▸ EXERCISE BRIEF:
Copy out every record below with complete accuracy.

▸ TASK MATERIAL:
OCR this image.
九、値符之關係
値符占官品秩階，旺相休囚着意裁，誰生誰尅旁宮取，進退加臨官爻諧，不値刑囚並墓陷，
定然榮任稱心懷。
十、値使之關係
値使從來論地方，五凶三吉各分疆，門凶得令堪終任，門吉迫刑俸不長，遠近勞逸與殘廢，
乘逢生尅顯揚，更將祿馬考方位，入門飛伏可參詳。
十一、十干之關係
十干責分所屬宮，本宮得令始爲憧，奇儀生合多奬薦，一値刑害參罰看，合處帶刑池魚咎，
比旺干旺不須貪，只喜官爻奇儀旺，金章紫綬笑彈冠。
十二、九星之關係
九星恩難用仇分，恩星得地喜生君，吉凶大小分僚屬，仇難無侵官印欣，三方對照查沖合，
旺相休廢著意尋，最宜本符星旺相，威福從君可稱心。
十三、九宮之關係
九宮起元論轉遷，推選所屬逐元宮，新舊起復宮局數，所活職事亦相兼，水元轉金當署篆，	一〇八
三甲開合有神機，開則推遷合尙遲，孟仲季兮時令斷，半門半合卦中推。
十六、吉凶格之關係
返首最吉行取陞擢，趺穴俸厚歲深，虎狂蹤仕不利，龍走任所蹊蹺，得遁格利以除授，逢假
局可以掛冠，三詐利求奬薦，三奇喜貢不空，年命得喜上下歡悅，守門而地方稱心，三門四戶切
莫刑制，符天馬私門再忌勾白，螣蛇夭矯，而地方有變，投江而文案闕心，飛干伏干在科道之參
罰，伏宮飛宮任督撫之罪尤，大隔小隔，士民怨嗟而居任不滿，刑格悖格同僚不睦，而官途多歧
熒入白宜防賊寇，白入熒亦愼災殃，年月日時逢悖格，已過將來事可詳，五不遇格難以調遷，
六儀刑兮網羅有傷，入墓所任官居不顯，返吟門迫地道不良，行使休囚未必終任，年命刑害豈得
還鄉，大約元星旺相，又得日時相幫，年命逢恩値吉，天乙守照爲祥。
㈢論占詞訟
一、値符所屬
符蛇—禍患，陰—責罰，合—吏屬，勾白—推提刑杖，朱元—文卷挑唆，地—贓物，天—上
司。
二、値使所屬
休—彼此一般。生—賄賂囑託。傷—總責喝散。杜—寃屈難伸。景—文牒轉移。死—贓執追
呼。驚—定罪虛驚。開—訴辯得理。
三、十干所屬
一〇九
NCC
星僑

▸ SOLUTION FOR THIS TASK:
OCR this image.
九、値符之關係
値符占官品秩階，旺相休囚着意裁，誰生誰尅旁宮取，進退加臨官爻諧，不値刑囚並墓陷，
定然榮任稱心懷。
十、値使之關係
値使從來論地方，五凶三吉各分疆，門凶得令堪終任，門吉迫刑俸不長，遠近勞逸與殘廢，
乘逢生尅顯揚，更將祿馬考方位，入門飛伏可參詳。
十一、十干之關係
十干責分所屬宮，本宮得令始爲憧，奇儀生合多奬薦，一値刑害參罰看，合處帶刑池魚咎，
比旺干旺不須貪，只喜官爻奇儀旺，金章紫綬笑彈冠。
十二、九星之關係
九星恩難用仇分，恩星得地喜生君，吉凶大小分僚屬，仇難無侵官印欣，三方對照查沖合，
旺相休廢著意尋，最宜本符星旺相，威福從君可稱心。
十三、九宮之關係
九宮起元論轉遷，推選所屬逐元宮，新舊起復宮局數，所活職事亦相兼，水元轉金當署篆，	一〇八
三甲開合有神機，開則推遷合尙遲，孟仲季兮時令斷，半門半合卦中推。
十六、吉凶格之關係
返首最吉行取陞擢，趺穴俸厚歲深，虎狂蹤仕不利，龍走任所蹊蹺，得遁格利以除授，逢假
局可以掛冠，三詐利求奬薦，三奇喜貢不空，年命得喜上下歡悅，守門而地方稱心，三門四戶切
莫刑制，符天馬私門再忌勾白，螣蛇夭矯，而地方有變，投江而文案闕心，飛干伏干在科道之參
罰，伏宮飛宮任督撫之罪尤，大隔小隔，士民怨嗟而居任不滿，刑格悖格同僚不睦，而官途多歧
熒入白宜防賊寇，白入熒亦愼災殃，年月日時逢悖格，已過將來事可詳，五不遇格難以調遷，
六儀刑兮網羅有傷，入墓所任官居不顯，返吟門迫地道不良，行使休囚未必終任，年命刑害豈得
還鄉，大約元星旺相，又得日時相幫，年命逢恩値吉，天乙守照爲祥。
㈢論占詞訟
一、値符所屬
符蛇—禍患，陰—責罰，合—吏屬，勾白—推提刑杖，朱元—文卷挑唆，地—贓物，天—上
司。
二、値使所屬
休—彼此一般。生—賄賂囑託。傷—總責喝散。杜—寃屈難伸。景—文牒轉移。死—贓執追
呼。驚—定罪虛驚。開—訴辯得理。
三、十干所屬
一〇九
NCC
星僑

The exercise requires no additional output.